Brief: Without altering anything, repeat each of the records.

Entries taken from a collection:
^^^^^^^^

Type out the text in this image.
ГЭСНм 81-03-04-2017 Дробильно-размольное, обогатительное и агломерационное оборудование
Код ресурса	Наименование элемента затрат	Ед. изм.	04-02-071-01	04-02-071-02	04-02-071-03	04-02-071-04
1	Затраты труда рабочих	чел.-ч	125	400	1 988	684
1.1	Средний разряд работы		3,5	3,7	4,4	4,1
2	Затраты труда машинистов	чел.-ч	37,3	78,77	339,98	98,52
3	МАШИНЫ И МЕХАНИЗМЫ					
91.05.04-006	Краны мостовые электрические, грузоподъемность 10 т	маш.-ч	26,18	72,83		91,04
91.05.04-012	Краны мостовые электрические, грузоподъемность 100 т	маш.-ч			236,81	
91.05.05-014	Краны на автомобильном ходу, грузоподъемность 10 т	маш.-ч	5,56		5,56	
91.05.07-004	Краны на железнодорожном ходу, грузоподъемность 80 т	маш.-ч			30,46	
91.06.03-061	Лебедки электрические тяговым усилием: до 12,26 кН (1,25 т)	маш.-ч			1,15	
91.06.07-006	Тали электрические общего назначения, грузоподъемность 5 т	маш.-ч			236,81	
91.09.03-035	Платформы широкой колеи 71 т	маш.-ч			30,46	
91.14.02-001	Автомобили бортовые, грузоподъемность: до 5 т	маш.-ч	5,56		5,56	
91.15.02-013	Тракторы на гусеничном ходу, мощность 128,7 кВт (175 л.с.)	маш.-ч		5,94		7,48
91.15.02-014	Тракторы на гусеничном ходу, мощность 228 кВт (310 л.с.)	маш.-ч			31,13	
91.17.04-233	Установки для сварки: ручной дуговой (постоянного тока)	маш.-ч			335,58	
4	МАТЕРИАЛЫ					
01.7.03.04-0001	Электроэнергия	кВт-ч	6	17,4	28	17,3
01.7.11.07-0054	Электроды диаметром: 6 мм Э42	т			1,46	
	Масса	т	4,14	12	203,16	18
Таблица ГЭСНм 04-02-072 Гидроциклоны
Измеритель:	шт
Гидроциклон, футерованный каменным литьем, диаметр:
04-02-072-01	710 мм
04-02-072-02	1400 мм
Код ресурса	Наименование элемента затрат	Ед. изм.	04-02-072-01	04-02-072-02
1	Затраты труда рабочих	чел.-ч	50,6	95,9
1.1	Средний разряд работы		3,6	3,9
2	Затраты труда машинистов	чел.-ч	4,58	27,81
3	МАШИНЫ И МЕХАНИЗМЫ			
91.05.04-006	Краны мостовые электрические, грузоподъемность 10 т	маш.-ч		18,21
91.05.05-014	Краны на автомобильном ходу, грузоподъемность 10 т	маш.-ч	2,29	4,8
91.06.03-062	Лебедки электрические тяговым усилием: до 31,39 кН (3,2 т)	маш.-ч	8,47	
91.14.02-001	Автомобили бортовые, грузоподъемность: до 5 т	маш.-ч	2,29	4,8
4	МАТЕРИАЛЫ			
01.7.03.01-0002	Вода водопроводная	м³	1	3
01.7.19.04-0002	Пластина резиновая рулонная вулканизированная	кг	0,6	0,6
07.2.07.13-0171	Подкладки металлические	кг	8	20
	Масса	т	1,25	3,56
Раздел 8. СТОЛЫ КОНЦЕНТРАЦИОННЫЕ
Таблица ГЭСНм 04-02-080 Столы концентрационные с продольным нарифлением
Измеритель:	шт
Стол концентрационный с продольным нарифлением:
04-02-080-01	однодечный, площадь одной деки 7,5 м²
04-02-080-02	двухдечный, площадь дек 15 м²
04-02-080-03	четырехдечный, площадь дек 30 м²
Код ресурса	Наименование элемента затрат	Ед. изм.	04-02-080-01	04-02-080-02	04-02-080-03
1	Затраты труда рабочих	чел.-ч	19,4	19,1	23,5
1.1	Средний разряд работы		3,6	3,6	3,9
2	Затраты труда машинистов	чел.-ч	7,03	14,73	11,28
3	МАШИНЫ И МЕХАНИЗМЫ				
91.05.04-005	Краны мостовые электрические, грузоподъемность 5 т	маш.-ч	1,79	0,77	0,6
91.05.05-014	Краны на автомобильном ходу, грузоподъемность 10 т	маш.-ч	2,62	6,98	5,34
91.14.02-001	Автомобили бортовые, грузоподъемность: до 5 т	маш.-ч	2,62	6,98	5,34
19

^^^^^^^^

Exercise result:
Type out the text in this image.
ГЭСНм 81-03-04-2017 Дробильно-размольное, обогатительное и агломерационное оборудование
Код ресурса	Наименование элемента затрат	Ед. изм.	04-02-071-01	04-02-071-02	04-02-071-03	04-02-071-04
1	Затраты труда рабочих	чел.-ч	125	400	1 988	684
1.1	Средний разряд работы		3,5	3,7	4,4	4,1
2	Затраты труда машинистов	чел.-ч	37,3	78,77	339,98	98,52
3	МАШИНЫ И МЕХАНИЗМЫ					
91.05.04-006	Краны мостовые электрические, грузоподъемность 10 т	маш.-ч	26,18	72,83		91,04
91.05.04-012	Краны мостовые электрические, грузоподъемность 100 т	маш.-ч			236,81	
91.05.05-014	Краны на автомобильном ходу, грузоподъемность 10 т	маш.-ч	5,56		5,56	
91.05.07-004	Краны на железнодорожном ходу, грузоподъемность 80 т	маш.-ч			30,46	
91.06.03-061	Лебедки электрические тяговым усилием: до 12,26 кН (1,25 т)	маш.-ч			1,15	
91.06.07-006	Тали электрические общего назначения, грузоподъемность 5 т	маш.-ч			236,81	
91.09.03-035	Платформы широкой колеи 71 т	маш.-ч			30,46	
91.14.02-001	Автомобили бортовые, грузоподъемность: до 5 т	маш.-ч	5,56		5,56	
91.15.02-013	Тракторы на гусеничном ходу, мощность 128,7 кВт (175 л.с.)	маш.-ч		5,94		7,48
91.15.02-014	Тракторы на гусеничном ходу, мощность 228 кВт (310 л.с.)	маш.-ч			31,13	
91.17.04-233	Установки для сварки: ручной дуговой (постоянного тока)	маш.-ч			335,58	
4	МАТЕРИАЛЫ					
01.7.03.04-0001	Электроэнергия	кВт-ч	6	17,4	28	17,3
01.7.11.07-0054	Электроды диаметром: 6 мм Э42	т			1,46	
	Масса	т	4,14	12	203,16	18
Таблица ГЭСНм 04-02-072 Гидроциклоны
Измеритель:	шт
Гидроциклон, футерованный каменным литьем, диаметр:
04-02-072-01	710 мм
04-02-072-02	1400 мм
Код ресурса	Наименование элемента затрат	Ед. изм.	04-02-072-01	04-02-072-02
1	Затраты труда рабочих	чел.-ч	50,6	95,9
1.1	Средний разряд работы		3,6	3,9
2	Затраты труда машинистов	чел.-ч	4,58	27,81
3	МАШИНЫ И МЕХАНИЗМЫ			
91.05.04-006	Краны мостовые электрические, грузоподъемность 10 т	маш.-ч		18,21
91.05.05-014	Краны на автомобильном ходу, грузоподъемность 10 т	маш.-ч	2,29	4,8
91.06.03-062	Лебедки электрические тяговым усилием: до 31,39 кН (3,2 т)	маш.-ч	8,47	
91.14.02-001	Автомобили бортовые, грузоподъемность: до 5 т	маш.-ч	2,29	4,8
4	МАТЕРИАЛЫ			
01.7.03.01-0002	Вода водопроводная	м³	1	3
01.7.19.04-0002	Пластина резиновая рулонная вулканизированная	кг	0,6	0,6
07.2.07.13-0171	Подкладки металлические	кг	8	20
	Масса	т	1,25	3,56
Раздел 8. СТОЛЫ КОНЦЕНТРАЦИОННЫЕ
Таблица ГЭСНм 04-02-080 Столы концентрационные с продольным нарифлением
Измеритель:	шт
Стол концентрационный с продольным нарифлением:
04-02-080-01	однодечный, площадь одной деки 7,5 м²
04-02-080-02	двухдечный, площадь дек 15 м²
04-02-080-03	четырехдечный, площадь дек 30 м²
Код ресурса	Наименование элемента затрат	Ед. изм.	04-02-080-01	04-02-080-02	04-02-080-03
1	Затраты труда рабочих	чел.-ч	19,4	19,1	23,5
1.1	Средний разряд работы		3,6	3,6	3,9
2	Затраты труда машинистов	чел.-ч	7,03	14,73	11,28
3	МАШИНЫ И МЕХАНИЗМЫ				
91.05.04-005	Краны мостовые электрические, грузоподъемность 5 т	маш.-ч	1,79	0,77	0,6
91.05.05-014	Краны на автомобильном ходу, грузоподъемность 10 т	маш.-ч	2,62	6,98	5,34
91.14.02-001	Автомобили бортовые, грузоподъемность: до 5 т	маш.-ч	2,62	6,98	5,34
19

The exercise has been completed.